PROBLEM DETAILS: Omit all pictures. Copy the rest of the material exactly.

── EXTRACTED ENTRIES

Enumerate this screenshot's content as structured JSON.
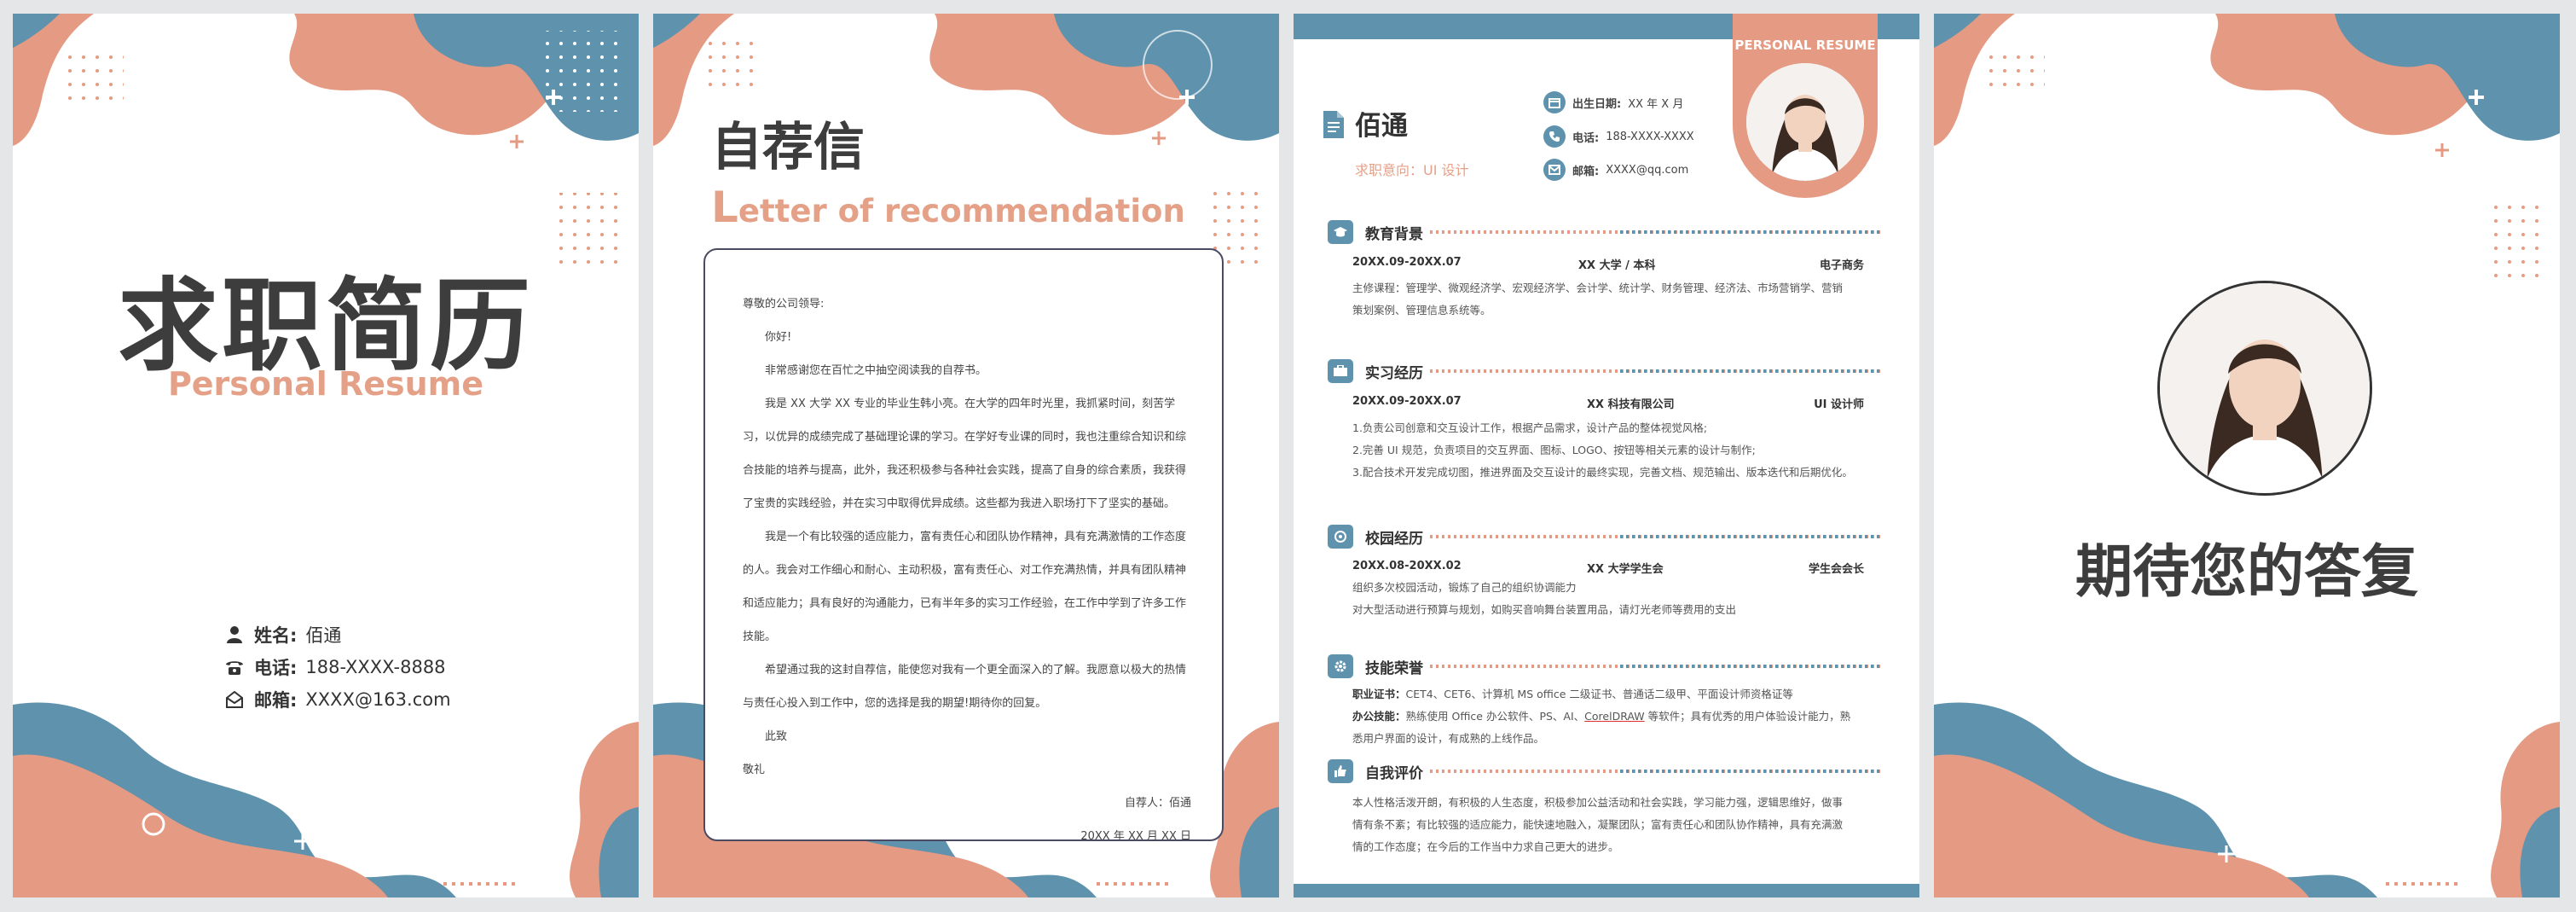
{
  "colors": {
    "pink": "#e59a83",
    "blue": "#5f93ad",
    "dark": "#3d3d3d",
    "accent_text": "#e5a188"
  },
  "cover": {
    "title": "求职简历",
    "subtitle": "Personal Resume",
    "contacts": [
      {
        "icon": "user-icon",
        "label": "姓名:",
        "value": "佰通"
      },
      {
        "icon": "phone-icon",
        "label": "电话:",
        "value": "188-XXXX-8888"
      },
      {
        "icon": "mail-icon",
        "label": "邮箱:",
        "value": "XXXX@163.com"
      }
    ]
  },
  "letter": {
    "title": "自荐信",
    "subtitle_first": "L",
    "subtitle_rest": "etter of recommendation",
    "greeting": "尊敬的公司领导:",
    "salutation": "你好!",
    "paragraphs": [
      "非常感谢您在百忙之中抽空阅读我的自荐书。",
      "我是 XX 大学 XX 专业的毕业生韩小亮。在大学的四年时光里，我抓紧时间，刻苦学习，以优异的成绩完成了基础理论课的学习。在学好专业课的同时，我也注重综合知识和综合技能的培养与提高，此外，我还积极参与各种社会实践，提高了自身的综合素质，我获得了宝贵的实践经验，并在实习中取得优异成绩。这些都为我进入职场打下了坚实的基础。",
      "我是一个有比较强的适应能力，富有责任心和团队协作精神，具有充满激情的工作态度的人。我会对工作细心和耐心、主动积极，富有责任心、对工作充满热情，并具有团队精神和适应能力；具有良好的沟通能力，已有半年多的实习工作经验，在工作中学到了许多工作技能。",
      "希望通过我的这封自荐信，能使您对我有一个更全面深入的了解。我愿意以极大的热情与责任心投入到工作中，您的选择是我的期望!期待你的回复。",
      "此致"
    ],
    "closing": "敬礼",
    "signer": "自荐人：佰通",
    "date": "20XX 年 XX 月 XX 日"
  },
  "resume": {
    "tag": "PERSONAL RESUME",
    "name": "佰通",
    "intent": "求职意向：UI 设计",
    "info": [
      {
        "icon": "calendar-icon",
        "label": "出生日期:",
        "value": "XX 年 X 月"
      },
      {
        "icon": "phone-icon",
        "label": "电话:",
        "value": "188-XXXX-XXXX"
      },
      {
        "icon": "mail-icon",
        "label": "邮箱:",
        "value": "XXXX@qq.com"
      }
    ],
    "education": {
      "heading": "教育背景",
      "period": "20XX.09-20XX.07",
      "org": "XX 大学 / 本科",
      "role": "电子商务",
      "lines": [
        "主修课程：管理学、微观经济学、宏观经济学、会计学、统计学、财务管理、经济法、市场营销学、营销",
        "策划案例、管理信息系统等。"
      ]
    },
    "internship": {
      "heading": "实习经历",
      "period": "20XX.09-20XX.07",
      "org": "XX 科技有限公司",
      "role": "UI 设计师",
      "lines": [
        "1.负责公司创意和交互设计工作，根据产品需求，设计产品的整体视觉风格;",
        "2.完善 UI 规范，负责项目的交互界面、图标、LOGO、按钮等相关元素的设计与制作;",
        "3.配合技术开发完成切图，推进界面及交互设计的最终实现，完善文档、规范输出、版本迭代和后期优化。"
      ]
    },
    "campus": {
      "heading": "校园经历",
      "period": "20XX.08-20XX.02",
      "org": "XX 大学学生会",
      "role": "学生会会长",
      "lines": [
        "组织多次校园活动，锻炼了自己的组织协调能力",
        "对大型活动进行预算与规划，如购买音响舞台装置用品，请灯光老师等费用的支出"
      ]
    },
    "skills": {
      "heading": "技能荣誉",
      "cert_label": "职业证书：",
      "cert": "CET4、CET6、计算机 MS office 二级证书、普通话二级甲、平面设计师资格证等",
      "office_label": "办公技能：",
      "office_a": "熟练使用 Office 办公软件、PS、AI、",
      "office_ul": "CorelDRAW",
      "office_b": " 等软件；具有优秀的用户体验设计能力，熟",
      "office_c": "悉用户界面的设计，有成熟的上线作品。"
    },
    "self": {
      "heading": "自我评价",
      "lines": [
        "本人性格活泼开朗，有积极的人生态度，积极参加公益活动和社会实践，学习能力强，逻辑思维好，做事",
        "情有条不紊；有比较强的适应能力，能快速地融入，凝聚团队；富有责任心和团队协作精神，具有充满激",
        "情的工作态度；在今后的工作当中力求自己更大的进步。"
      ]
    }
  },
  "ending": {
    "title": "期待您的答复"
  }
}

────

EXERCISE RESPONSE:
Enumerate this screenshot's content as structured JSON.
{
  "colors": {
    "pink": "#e59a83",
    "blue": "#5f93ad",
    "dark": "#3d3d3d",
    "accent_text": "#e5a188"
  },
  "cover": {
    "title": "求职简历",
    "subtitle": "Personal Resume",
    "contacts": [
      {
        "icon": "user-icon",
        "label": "姓名:",
        "value": "佰通"
      },
      {
        "icon": "phone-icon",
        "label": "电话:",
        "value": "188-XXXX-8888"
      },
      {
        "icon": "mail-icon",
        "label": "邮箱:",
        "value": "XXXX@163.com"
      }
    ]
  },
  "letter": {
    "title": "自荐信",
    "subtitle_first": "L",
    "subtitle_rest": "etter of recommendation",
    "greeting": "尊敬的公司领导:",
    "salutation": "你好!",
    "paragraphs": [
      "非常感谢您在百忙之中抽空阅读我的自荐书。",
      "我是 XX 大学 XX 专业的毕业生韩小亮。在大学的四年时光里，我抓紧时间，刻苦学习，以优异的成绩完成了基础理论课的学习。在学好专业课的同时，我也注重综合知识和综合技能的培养与提高，此外，我还积极参与各种社会实践，提高了自身的综合素质，我获得了宝贵的实践经验，并在实习中取得优异成绩。这些都为我进入职场打下了坚实的基础。",
      "我是一个有比较强的适应能力，富有责任心和团队协作精神，具有充满激情的工作态度的人。我会对工作细心和耐心、主动积极，富有责任心、对工作充满热情，并具有团队精神和适应能力；具有良好的沟通能力，已有半年多的实习工作经验，在工作中学到了许多工作技能。",
      "希望通过我的这封自荐信，能使您对我有一个更全面深入的了解。我愿意以极大的热情与责任心投入到工作中，您的选择是我的期望!期待你的回复。",
      "此致"
    ],
    "closing": "敬礼",
    "signer": "自荐人：佰通",
    "date": "20XX 年 XX 月 XX 日"
  },
  "resume": {
    "tag": "PERSONAL RESUME",
    "name": "佰通",
    "intent": "求职意向：UI 设计",
    "info": [
      {
        "icon": "calendar-icon",
        "label": "出生日期:",
        "value": "XX 年 X 月"
      },
      {
        "icon": "phone-icon",
        "label": "电话:",
        "value": "188-XXXX-XXXX"
      },
      {
        "icon": "mail-icon",
        "label": "邮箱:",
        "value": "XXXX@qq.com"
      }
    ],
    "education": {
      "heading": "教育背景",
      "period": "20XX.09-20XX.07",
      "org": "XX 大学 / 本科",
      "role": "电子商务",
      "lines": [
        "主修课程：管理学、微观经济学、宏观经济学、会计学、统计学、财务管理、经济法、市场营销学、营销",
        "策划案例、管理信息系统等。"
      ]
    },
    "internship": {
      "heading": "实习经历",
      "period": "20XX.09-20XX.07",
      "org": "XX 科技有限公司",
      "role": "UI 设计师",
      "lines": [
        "1.负责公司创意和交互设计工作，根据产品需求，设计产品的整体视觉风格;",
        "2.完善 UI 规范，负责项目的交互界面、图标、LOGO、按钮等相关元素的设计与制作;",
        "3.配合技术开发完成切图，推进界面及交互设计的最终实现，完善文档、规范输出、版本迭代和后期优化。"
      ]
    },
    "campus": {
      "heading": "校园经历",
      "period": "20XX.08-20XX.02",
      "org": "XX 大学学生会",
      "role": "学生会会长",
      "lines": [
        "组织多次校园活动，锻炼了自己的组织协调能力",
        "对大型活动进行预算与规划，如购买音响舞台装置用品，请灯光老师等费用的支出"
      ]
    },
    "skills": {
      "heading": "技能荣誉",
      "cert_label": "职业证书：",
      "cert": "CET4、CET6、计算机 MS office 二级证书、普通话二级甲、平面设计师资格证等",
      "office_label": "办公技能：",
      "office_a": "熟练使用 Office 办公软件、PS、AI、",
      "office_ul": "CorelDRAW",
      "office_b": " 等软件；具有优秀的用户体验设计能力，熟",
      "office_c": "悉用户界面的设计，有成熟的上线作品。"
    },
    "self": {
      "heading": "自我评价",
      "lines": [
        "本人性格活泼开朗，有积极的人生态度，积极参加公益活动和社会实践，学习能力强，逻辑思维好，做事",
        "情有条不紊；有比较强的适应能力，能快速地融入，凝聚团队；富有责任心和团队协作精神，具有充满激",
        "情的工作态度；在今后的工作当中力求自己更大的进步。"
      ]
    }
  },
  "ending": {
    "title": "期待您的答复"
  }
}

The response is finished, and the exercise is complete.